═══ Supplied material ═══
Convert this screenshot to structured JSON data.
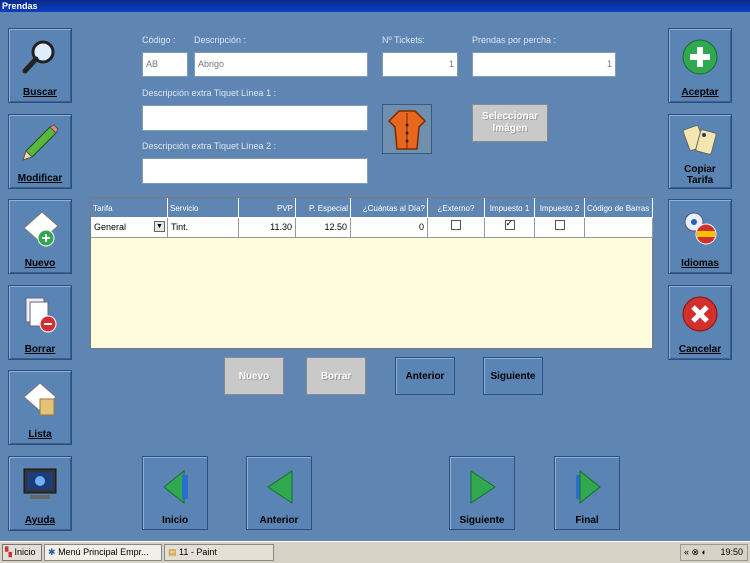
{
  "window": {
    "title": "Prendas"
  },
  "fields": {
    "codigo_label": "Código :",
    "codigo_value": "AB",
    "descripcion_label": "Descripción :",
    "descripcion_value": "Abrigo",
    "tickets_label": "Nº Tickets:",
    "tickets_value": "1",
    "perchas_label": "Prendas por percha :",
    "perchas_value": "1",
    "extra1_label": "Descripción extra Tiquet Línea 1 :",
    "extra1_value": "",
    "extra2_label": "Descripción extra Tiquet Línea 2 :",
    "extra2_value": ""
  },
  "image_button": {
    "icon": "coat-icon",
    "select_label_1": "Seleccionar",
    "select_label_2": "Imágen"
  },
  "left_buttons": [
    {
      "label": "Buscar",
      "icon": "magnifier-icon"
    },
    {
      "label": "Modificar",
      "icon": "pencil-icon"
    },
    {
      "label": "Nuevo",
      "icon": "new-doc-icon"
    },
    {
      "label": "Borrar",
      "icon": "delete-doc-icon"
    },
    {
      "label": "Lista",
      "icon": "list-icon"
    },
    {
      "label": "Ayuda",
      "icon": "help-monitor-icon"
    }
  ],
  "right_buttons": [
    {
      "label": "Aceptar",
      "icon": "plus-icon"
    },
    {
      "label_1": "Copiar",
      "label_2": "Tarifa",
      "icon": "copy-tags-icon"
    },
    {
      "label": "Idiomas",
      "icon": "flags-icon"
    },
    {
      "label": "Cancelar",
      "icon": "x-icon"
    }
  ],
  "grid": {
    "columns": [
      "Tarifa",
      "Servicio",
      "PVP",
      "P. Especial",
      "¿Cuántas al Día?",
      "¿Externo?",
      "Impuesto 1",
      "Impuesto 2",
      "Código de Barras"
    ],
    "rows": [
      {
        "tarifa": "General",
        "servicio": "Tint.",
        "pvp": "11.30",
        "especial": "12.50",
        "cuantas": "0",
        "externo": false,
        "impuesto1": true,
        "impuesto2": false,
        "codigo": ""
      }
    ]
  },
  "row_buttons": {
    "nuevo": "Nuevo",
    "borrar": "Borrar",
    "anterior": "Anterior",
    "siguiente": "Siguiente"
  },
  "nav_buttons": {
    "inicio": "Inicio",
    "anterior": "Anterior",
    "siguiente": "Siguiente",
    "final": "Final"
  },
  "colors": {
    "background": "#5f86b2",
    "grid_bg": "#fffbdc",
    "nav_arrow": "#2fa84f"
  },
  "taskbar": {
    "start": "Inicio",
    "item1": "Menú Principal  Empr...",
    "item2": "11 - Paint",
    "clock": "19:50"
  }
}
═══
═══ Supplied material ═══
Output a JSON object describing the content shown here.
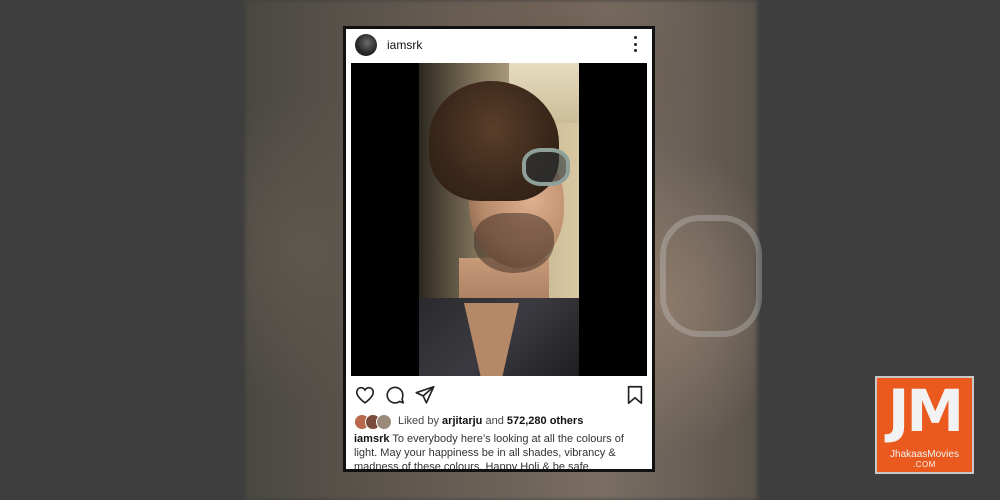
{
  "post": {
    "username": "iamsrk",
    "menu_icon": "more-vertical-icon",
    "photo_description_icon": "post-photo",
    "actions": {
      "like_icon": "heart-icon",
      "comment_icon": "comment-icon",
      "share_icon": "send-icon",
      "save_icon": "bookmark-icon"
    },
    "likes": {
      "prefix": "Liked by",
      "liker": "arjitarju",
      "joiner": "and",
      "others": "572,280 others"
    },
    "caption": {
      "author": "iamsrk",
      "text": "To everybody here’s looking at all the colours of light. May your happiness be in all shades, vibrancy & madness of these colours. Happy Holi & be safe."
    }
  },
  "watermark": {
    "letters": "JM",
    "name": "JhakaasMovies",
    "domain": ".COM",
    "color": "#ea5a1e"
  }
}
═══
═══ Supplied material ═══
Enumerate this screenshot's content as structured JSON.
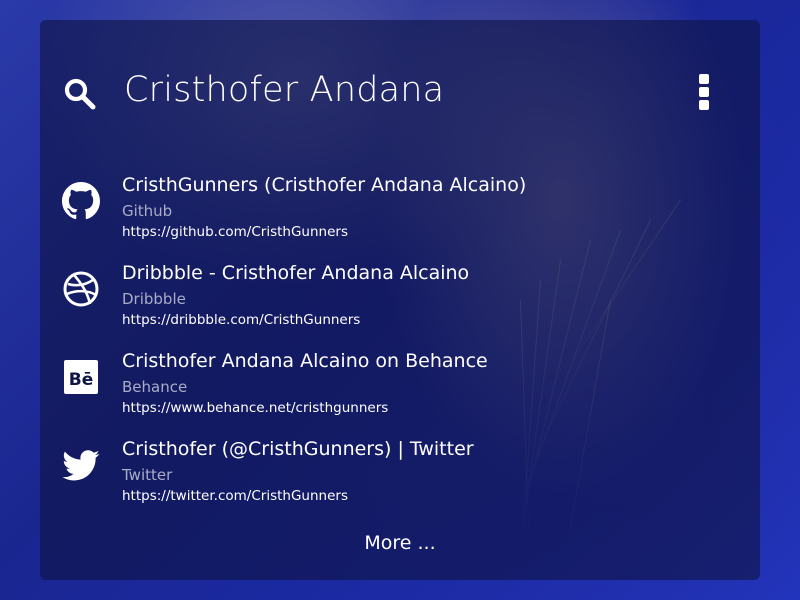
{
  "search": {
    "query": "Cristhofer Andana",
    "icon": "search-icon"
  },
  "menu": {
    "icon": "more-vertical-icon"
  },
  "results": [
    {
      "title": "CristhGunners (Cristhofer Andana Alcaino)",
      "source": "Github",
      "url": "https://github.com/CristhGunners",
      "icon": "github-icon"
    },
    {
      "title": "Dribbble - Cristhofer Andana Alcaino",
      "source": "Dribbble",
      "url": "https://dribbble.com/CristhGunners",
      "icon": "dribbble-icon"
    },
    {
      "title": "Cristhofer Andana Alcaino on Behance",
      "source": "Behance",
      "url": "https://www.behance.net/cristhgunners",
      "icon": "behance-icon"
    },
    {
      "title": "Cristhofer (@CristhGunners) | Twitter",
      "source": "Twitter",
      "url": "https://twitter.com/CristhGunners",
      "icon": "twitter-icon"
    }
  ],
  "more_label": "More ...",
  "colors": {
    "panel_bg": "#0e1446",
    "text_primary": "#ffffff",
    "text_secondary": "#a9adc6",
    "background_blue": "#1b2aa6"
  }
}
═══
Please list every line of the records that contains "content".

### [Solution to this exercise]
Output a JSON object describing the content shown here.
Enumerate this screenshot's content as structured JSON.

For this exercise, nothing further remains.